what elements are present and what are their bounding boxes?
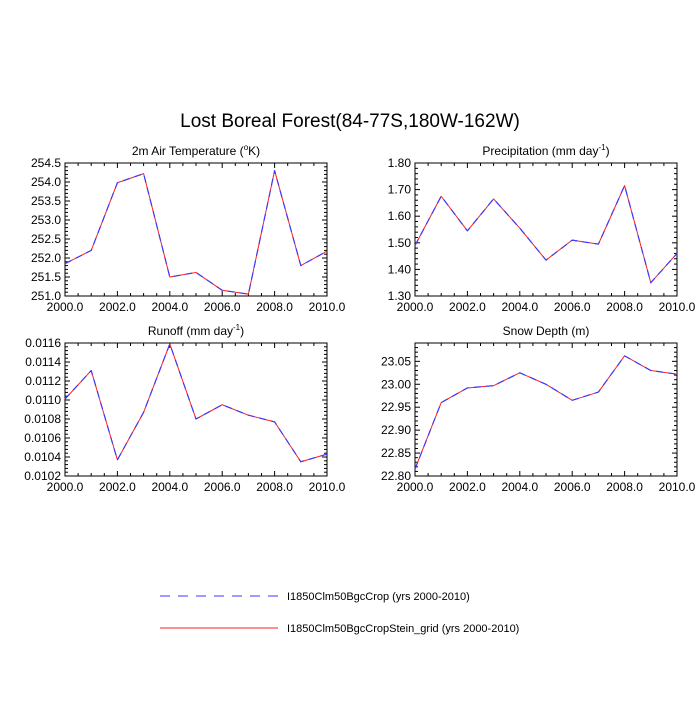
y-tick-label: 0.0106 <box>24 431 61 445</box>
y-tick-label: 22.80 <box>381 469 411 483</box>
legend-label-1: I1850Clm50BgcCrop (yrs 2000-2010) <box>287 591 470 603</box>
y-tick-label: 252.0 <box>31 251 61 265</box>
x-tick-label: 2002.0 <box>449 300 486 314</box>
y-tick-label: 22.95 <box>381 400 411 414</box>
panel-title-suffix: K) <box>248 144 260 158</box>
y-tick-label: 1.80 <box>388 156 412 170</box>
x-tick-label: 2010.0 <box>659 300 696 314</box>
panel-title: Runoff (mm day-1) <box>148 323 244 338</box>
x-tick-label: 2002.0 <box>99 480 136 494</box>
x-tick-label: 2008.0 <box>256 300 293 314</box>
y-tick-label: 252.5 <box>31 232 61 246</box>
x-tick-label: 2006.0 <box>204 300 241 314</box>
y-tick-label: 253.5 <box>31 194 61 208</box>
y-tick-label: 0.0114 <box>25 355 61 369</box>
panel-title: 2m Air Temperature (oK) <box>132 143 260 158</box>
panel-title-text: 2m Air Temperature ( <box>132 144 244 158</box>
panel-title: Precipitation (mm day-1) <box>482 143 609 158</box>
x-tick-label: 2008.0 <box>256 480 293 494</box>
y-tick-label: 23.05 <box>381 354 411 368</box>
y-tick-label: 23.00 <box>381 377 411 391</box>
x-tick-label: 2006.0 <box>554 300 591 314</box>
y-tick-label: 1.70 <box>388 183 412 197</box>
y-tick-label: 254.5 <box>31 156 61 170</box>
y-tick-label: 0.0104 <box>24 450 61 464</box>
x-tick-label: 2006.0 <box>554 480 591 494</box>
panel-title-text: Runoff (mm day <box>148 324 233 338</box>
y-tick-label: 0.0102 <box>24 469 61 483</box>
y-tick-label: 0.0112 <box>25 374 61 388</box>
x-tick-label: 2004.0 <box>501 480 538 494</box>
y-tick-label: 254.0 <box>31 175 61 189</box>
y-tick-label: 251.5 <box>31 270 61 284</box>
y-tick-label: 1.30 <box>388 289 412 303</box>
y-tick-label: 0.0116 <box>25 336 61 350</box>
x-tick-label: 2008.0 <box>606 480 643 494</box>
legend-label-2: I1850Clm50BgcCropStein_grid (yrs 2000-20… <box>287 623 519 635</box>
y-tick-label: 0.0108 <box>24 412 61 426</box>
x-tick-label: 2004.0 <box>151 480 188 494</box>
y-tick-label: 1.50 <box>388 236 412 250</box>
panel-title-suffix: ) <box>240 324 244 338</box>
y-tick-label: 253.0 <box>31 213 61 227</box>
x-tick-label: 2002.0 <box>449 480 486 494</box>
y-tick-label: 1.60 <box>388 209 412 223</box>
panel-title-text: Precipitation (mm day <box>482 144 598 158</box>
y-tick-label: 251.0 <box>31 289 61 303</box>
x-tick-label: 2006.0 <box>204 480 241 494</box>
x-tick-label: 2004.0 <box>501 300 538 314</box>
panel-title-suffix: ) <box>606 144 610 158</box>
x-tick-label: 2004.0 <box>151 300 188 314</box>
panel-title-text: Snow Depth (m) <box>503 324 590 338</box>
x-tick-label: 2010.0 <box>309 480 346 494</box>
x-tick-label: 2010.0 <box>309 300 346 314</box>
y-tick-label: 22.85 <box>381 446 411 460</box>
x-tick-label: 2008.0 <box>606 300 643 314</box>
x-tick-label: 2002.0 <box>99 300 136 314</box>
y-tick-label: 0.0110 <box>25 393 61 407</box>
page-title: Lost Boreal Forest(84-77S,180W-162W) <box>180 111 520 132</box>
y-tick-label: 22.90 <box>381 423 411 437</box>
y-tick-label: 1.40 <box>388 262 412 276</box>
panel-title: Snow Depth (m) <box>503 324 590 338</box>
x-tick-label: 2010.0 <box>659 480 696 494</box>
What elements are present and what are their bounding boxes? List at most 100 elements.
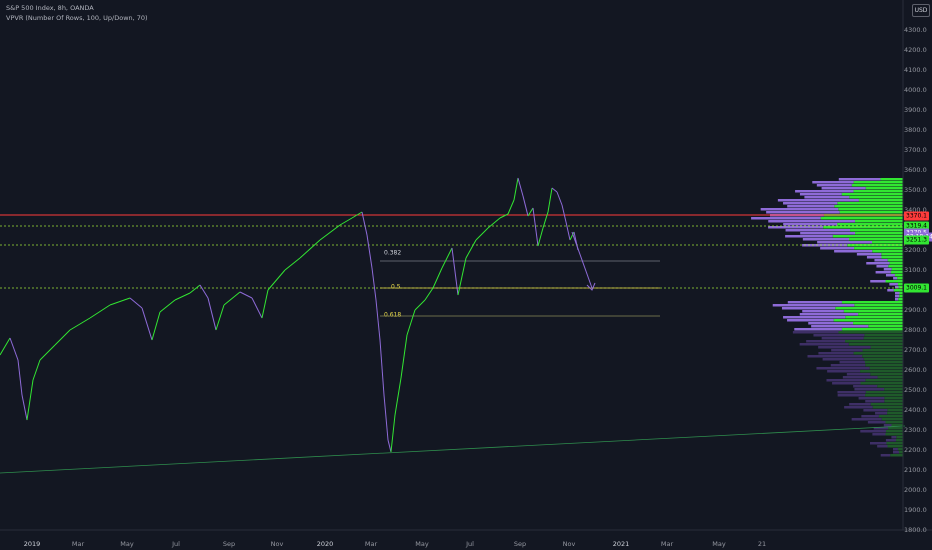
vpvr-down-bar [869,442,887,445]
projection-arrow [571,231,593,289]
price-segment [159,299,176,313]
price-segment [339,217,353,226]
vpvr-down-bar [772,304,855,307]
vpvr-up-bar [855,232,903,235]
vpvr-up-bar [841,328,903,331]
time-tick: Mar [364,540,378,548]
price-segment [383,394,389,441]
vpvr-up-bar [899,295,903,298]
symbol-title[interactable]: S&P 500 Index, 8h, OANDA [6,4,94,12]
vpvr-up-bar [893,289,903,292]
vpvr-down-bar [827,370,861,373]
indicator-title[interactable]: VPVR (Number Of Rows, 100, Up/Down, 70) [6,14,148,22]
vpvr-up-bar [881,418,903,421]
price-tick: 1900.0 [904,506,927,514]
vpvr-down-bar [895,295,900,298]
vpvr-down-bar [787,205,835,208]
price-segment [251,297,263,319]
vpvr-down-bar [800,232,856,235]
price-segment [261,289,269,319]
price-segment [129,297,143,309]
vpvr-down-bar [787,319,834,322]
vpvr-up-bar [899,292,903,295]
vpvr-down-bar [792,331,839,334]
vpvr-up-bar [890,271,903,274]
vpvr-up-bar [888,265,903,268]
currency-button[interactable]: USD [912,4,930,17]
vpvr-down-bar [821,337,864,340]
price-segment [390,414,396,453]
vpvr-up-bar [890,454,903,457]
vpvr-down-bar [787,301,842,304]
price-tick: 3500.0 [904,186,927,194]
vpvr-down-bar [880,454,891,457]
vpvr-down-bar [795,190,854,193]
vpvr-up-bar [853,181,903,184]
price-segment [215,304,225,331]
price-segment [89,304,111,319]
vpvr-down-bar [885,439,896,442]
price-tick: 2900.0 [904,306,927,314]
price-tick: 4300.0 [904,26,927,34]
price-segment [361,211,368,236]
price-segment [223,291,241,306]
price-segment [424,287,434,301]
vpvr-up-bar [851,184,903,187]
vpvr-down-bar [865,400,885,403]
vpvr-down-bar [832,382,861,385]
vpvr-up-bar [863,358,903,361]
vpvr-up-bar [884,400,903,403]
vpvr-down-bar [887,289,894,292]
price-segment [174,292,191,301]
vpvr-up-bar [850,229,903,232]
vpvr-up-bar [878,415,903,418]
vpvr-down-bar [877,445,888,448]
vpvr-down-bar [816,184,852,187]
price-tick: 4200.0 [904,46,927,54]
time-tick: 21 [757,540,767,548]
vpvr-up-bar [891,268,903,271]
vpvr-up-bar [884,397,903,400]
price-tick: 3100.0 [904,266,927,274]
vpvr-down-bar [768,220,855,223]
price-tick: 3600.0 [904,166,927,174]
time-tick: 2021 [612,540,630,548]
vpvr-up-bar [898,451,903,454]
time-tick: Sep [513,540,527,548]
vpvr-down-bar [866,262,890,265]
vpvr-up-bar [865,394,903,397]
price-segment [517,177,524,197]
vpvr-down-bar [837,391,866,394]
price-segment [457,257,467,296]
vpvr-up-bar [865,391,903,394]
vpvr-down-bar [861,415,879,418]
price-segment [400,334,408,379]
vpvr-up-bar [870,346,903,349]
vpvr-up-bar [887,412,903,415]
vpvr-up-bar [843,310,903,313]
vpvr-up-bar [897,277,903,280]
vpvr-up-bar [841,301,903,304]
time-tick: 2020 [316,540,334,548]
price-tick: 2500.0 [904,386,927,394]
price-segment [371,267,377,301]
price-segment [465,239,477,259]
vpvr-up-bar [886,442,903,445]
chart-legend[interactable]: S&P 500 Index, 8h, OANDA VPVR (Number Of… [6,3,148,23]
vpvr-up-bar [858,313,903,316]
time-tick: Sep [222,540,236,548]
vpvr-down-bar [885,274,895,277]
vpvr-down-bar [863,409,888,412]
price-segment [21,394,28,421]
fib-label: 0.618 [384,311,402,319]
vpvr-down-bar [837,394,866,397]
price-segment [39,344,56,361]
vpvr-down-bar [870,280,886,283]
vpvr-down-bar [818,346,871,349]
price-segment [547,187,553,213]
time-tick: May [415,540,429,548]
vpvr-up-bar [877,385,903,388]
vpvr-up-bar [860,382,903,385]
fib-label: 0.5 [391,283,401,291]
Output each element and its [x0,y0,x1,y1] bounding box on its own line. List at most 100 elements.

========================================

## Problem description
Gather every line in the entries above that contains the string "panel", matching its case exactly, and copy each of those lines.

## Task response
panel-title-suffix: K) <box>248 144 260 158</box>
panel-title: Runoff (mm day-1) <box>148 323 244 338</box>
panel-title: 2m Air Temperature (oK) <box>132 143 260 158</box>
panel-title-text: 2m Air Temperature ( <box>132 144 244 158</box>
panel-title: Precipitation (mm day-1) <box>482 143 609 158</box>
panel-title-text: Runoff (mm day <box>148 324 233 338</box>
panel-title-suffix: ) <box>240 324 244 338</box>
panel-title-text: Precipitation (mm day <box>482 144 598 158</box>
panel-title-suffix: ) <box>606 144 610 158</box>
panel-title-text: Snow Depth (m) <box>503 324 590 338</box>
panel-title: Snow Depth (m) <box>503 324 590 338</box>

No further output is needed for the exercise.